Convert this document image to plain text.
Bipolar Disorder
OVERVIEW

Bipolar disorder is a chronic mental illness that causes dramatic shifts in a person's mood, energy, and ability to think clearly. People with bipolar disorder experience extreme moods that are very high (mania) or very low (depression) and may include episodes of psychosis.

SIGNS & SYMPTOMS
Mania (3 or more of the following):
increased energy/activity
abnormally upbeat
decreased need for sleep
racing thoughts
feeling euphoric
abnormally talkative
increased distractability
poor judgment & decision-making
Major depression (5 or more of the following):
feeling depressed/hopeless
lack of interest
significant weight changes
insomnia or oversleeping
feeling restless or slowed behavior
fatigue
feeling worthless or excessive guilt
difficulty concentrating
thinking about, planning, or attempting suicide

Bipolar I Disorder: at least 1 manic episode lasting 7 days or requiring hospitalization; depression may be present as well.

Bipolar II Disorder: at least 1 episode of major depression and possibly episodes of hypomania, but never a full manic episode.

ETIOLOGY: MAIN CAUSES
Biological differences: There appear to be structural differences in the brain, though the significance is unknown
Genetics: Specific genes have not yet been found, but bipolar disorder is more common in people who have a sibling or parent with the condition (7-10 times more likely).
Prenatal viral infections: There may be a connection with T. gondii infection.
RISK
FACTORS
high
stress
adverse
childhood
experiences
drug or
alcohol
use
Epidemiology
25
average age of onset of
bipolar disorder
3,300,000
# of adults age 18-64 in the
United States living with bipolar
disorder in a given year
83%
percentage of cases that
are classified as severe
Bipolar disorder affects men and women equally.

Task item
Write out again every entry above, exactly as given.

Task response
Convert this document image to plain text.
Bipolar Disorder
OVERVIEW

Bipolar disorder is a chronic mental illness that causes dramatic shifts in a person's mood, energy, and ability to think clearly. People with bipolar disorder experience extreme moods that are very high (mania) or very low (depression) and may include episodes of psychosis.

SIGNS & SYMPTOMS
Mania (3 or more of the following):
increased energy/activity
abnormally upbeat
decreased need for sleep
racing thoughts
feeling euphoric
abnormally talkative
increased distractability
poor judgment & decision-making
Major depression (5 or more of the following):
feeling depressed/hopeless
lack of interest
significant weight changes
insomnia or oversleeping
feeling restless or slowed behavior
fatigue
feeling worthless or excessive guilt
difficulty concentrating
thinking about, planning, or attempting suicide

Bipolar I Disorder: at least 1 manic episode lasting 7 days or requiring hospitalization; depression may be present as well.

Bipolar II Disorder: at least 1 episode of major depression and possibly episodes of hypomania, but never a full manic episode.

ETIOLOGY: MAIN CAUSES
Biological differences: There appear to be structural differences in the brain, though the significance is unknown
Genetics: Specific genes have not yet been found, but bipolar disorder is more common in people who have a sibling or parent with the condition (7-10 times more likely).
Prenatal viral infections: There may be a connection with T. gondii infection.
RISK
FACTORS
high
stress
adverse
childhood
experiences
drug or
alcohol
use
Epidemiology
25
average age of onset of
bipolar disorder
3,300,000
# of adults age 18-64 in the
United States living with bipolar
disorder in a given year
83%
percentage of cases that
are classified as severe
Bipolar disorder affects men and women equally.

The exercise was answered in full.